### Written request:
Output every record word for word.

### Records to use:

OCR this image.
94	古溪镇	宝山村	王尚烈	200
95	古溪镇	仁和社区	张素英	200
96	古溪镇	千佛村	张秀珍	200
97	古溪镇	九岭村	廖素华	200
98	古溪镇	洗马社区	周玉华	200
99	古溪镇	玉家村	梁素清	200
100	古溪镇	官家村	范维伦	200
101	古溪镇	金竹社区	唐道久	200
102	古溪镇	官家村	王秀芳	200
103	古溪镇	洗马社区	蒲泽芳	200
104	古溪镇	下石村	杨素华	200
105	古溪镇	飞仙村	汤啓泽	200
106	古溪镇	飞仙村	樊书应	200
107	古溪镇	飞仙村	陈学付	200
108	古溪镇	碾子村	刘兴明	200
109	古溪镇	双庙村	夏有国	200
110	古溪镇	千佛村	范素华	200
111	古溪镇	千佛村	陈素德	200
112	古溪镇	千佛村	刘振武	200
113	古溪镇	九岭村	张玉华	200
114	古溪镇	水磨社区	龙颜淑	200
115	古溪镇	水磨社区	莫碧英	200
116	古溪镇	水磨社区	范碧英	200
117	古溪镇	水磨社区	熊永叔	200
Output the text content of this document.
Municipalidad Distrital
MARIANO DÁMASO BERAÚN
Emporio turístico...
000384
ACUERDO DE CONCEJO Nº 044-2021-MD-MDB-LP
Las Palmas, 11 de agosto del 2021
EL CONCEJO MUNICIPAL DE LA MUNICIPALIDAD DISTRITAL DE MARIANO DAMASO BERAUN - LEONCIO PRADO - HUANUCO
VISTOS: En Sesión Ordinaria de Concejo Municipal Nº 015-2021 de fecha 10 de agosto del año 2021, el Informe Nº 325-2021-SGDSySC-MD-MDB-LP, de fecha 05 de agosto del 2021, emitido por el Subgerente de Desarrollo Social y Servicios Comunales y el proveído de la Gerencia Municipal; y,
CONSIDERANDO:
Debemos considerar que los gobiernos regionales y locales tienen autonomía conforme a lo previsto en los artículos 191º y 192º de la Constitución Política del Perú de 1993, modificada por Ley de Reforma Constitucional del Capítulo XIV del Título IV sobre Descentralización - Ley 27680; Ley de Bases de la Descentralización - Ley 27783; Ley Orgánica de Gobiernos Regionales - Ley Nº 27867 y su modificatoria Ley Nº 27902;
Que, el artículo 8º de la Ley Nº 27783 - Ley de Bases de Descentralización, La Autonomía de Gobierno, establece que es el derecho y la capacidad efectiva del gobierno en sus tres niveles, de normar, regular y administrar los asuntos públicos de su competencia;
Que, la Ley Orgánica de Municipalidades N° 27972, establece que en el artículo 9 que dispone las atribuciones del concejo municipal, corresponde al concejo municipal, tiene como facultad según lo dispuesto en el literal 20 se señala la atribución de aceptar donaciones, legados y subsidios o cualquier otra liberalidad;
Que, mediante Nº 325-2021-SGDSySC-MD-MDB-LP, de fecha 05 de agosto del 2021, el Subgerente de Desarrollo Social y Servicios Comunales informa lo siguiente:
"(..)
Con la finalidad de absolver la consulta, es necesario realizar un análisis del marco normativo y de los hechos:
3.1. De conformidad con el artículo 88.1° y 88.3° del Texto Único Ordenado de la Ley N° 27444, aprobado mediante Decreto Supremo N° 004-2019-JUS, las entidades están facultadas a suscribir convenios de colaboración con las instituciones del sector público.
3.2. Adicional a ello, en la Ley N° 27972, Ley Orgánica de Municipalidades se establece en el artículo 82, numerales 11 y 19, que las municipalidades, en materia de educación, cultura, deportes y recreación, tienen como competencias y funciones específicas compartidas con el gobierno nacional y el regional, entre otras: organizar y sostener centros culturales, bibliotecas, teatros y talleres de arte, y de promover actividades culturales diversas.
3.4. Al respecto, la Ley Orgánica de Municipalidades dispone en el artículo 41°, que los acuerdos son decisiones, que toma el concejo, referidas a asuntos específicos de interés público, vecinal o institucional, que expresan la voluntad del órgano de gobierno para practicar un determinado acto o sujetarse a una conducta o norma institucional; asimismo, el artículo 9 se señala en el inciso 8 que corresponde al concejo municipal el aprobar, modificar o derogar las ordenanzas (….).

### Written answer:
OCR this image.
94	古溪镇	宝山村	王尚烈	200
95	古溪镇	仁和社区	张素英	200
96	古溪镇	千佛村	张秀珍	200
97	古溪镇	九岭村	廖素华	200
98	古溪镇	洗马社区	周玉华	200
99	古溪镇	玉家村	梁素清	200
100	古溪镇	官家村	范维伦	200
101	古溪镇	金竹社区	唐道久	200
102	古溪镇	官家村	王秀芳	200
103	古溪镇	洗马社区	蒲泽芳	200
104	古溪镇	下石村	杨素华	200
105	古溪镇	飞仙村	汤啓泽	200
106	古溪镇	飞仙村	樊书应	200
107	古溪镇	飞仙村	陈学付	200
108	古溪镇	碾子村	刘兴明	200
109	古溪镇	双庙村	夏有国	200
110	古溪镇	千佛村	范素华	200
111	古溪镇	千佛村	陈素德	200
112	古溪镇	千佛村	刘振武	200
113	古溪镇	九岭村	张玉华	200
114	古溪镇	水磨社区	龙颜淑	200
115	古溪镇	水磨社区	莫碧英	200
116	古溪镇	水磨社区	范碧英	200
117	古溪镇	水磨社区	熊永叔	200
Output the text content of this document.
Municipalidad Distrital
MARIANO DÁMASO BERAÚN
Emporio turístico...
000384
ACUERDO DE CONCEJO Nº 044-2021-MD-MDB-LP
Las Palmas, 11 de agosto del 2021
EL CONCEJO MUNICIPAL DE LA MUNICIPALIDAD DISTRITAL DE MARIANO DAMASO BERAUN - LEONCIO PRADO - HUANUCO
VISTOS: En Sesión Ordinaria de Concejo Municipal Nº 015-2021 de fecha 10 de agosto del año 2021, el Informe Nº 325-2021-SGDSySC-MD-MDB-LP, de fecha 05 de agosto del 2021, emitido por el Subgerente de Desarrollo Social y Servicios Comunales y el proveído de la Gerencia Municipal; y,
CONSIDERANDO:
Debemos considerar que los gobiernos regionales y locales tienen autonomía conforme a lo previsto en los artículos 191º y 192º de la Constitución Política del Perú de 1993, modificada por Ley de Reforma Constitucional del Capítulo XIV del Título IV sobre Descentralización - Ley 27680; Ley de Bases de la Descentralización - Ley 27783; Ley Orgánica de Gobiernos Regionales - Ley Nº 27867 y su modificatoria Ley Nº 27902;
Que, el artículo 8º de la Ley Nº 27783 - Ley de Bases de Descentralización, La Autonomía de Gobierno, establece que es el derecho y la capacidad efectiva del gobierno en sus tres niveles, de normar, regular y administrar los asuntos públicos de su competencia;
Que, la Ley Orgánica de Municipalidades N° 27972, establece que en el artículo 9 que dispone las atribuciones del concejo municipal, corresponde al concejo municipal, tiene como facultad según lo dispuesto en el literal 20 se señala la atribución de aceptar donaciones, legados y subsidios o cualquier otra liberalidad;
Que, mediante Nº 325-2021-SGDSySC-MD-MDB-LP, de fecha 05 de agosto del 2021, el Subgerente de Desarrollo Social y Servicios Comunales informa lo siguiente:
"(..)
Con la finalidad de absolver la consulta, es necesario realizar un análisis del marco normativo y de los hechos:
3.1. De conformidad con el artículo 88.1° y 88.3° del Texto Único Ordenado de la Ley N° 27444, aprobado mediante Decreto Supremo N° 004-2019-JUS, las entidades están facultadas a suscribir convenios de colaboración con las instituciones del sector público.
3.2. Adicional a ello, en la Ley N° 27972, Ley Orgánica de Municipalidades se establece en el artículo 82, numerales 11 y 19, que las municipalidades, en materia de educación, cultura, deportes y recreación, tienen como competencias y funciones específicas compartidas con el gobierno nacional y el regional, entre otras: organizar y sostener centros culturales, bibliotecas, teatros y talleres de arte, y de promover actividades culturales diversas.
3.4. Al respecto, la Ley Orgánica de Municipalidades dispone en el artículo 41°, que los acuerdos son decisiones, que toma el concejo, referidas a asuntos específicos de interés público, vecinal o institucional, que expresan la voluntad del órgano de gobierno para practicar un determinado acto o sujetarse a una conducta o norma institucional; asimismo, el artículo 9 se señala en el inciso 8 que corresponde al concejo municipal el aprobar, modificar o derogar las ordenanzas (….).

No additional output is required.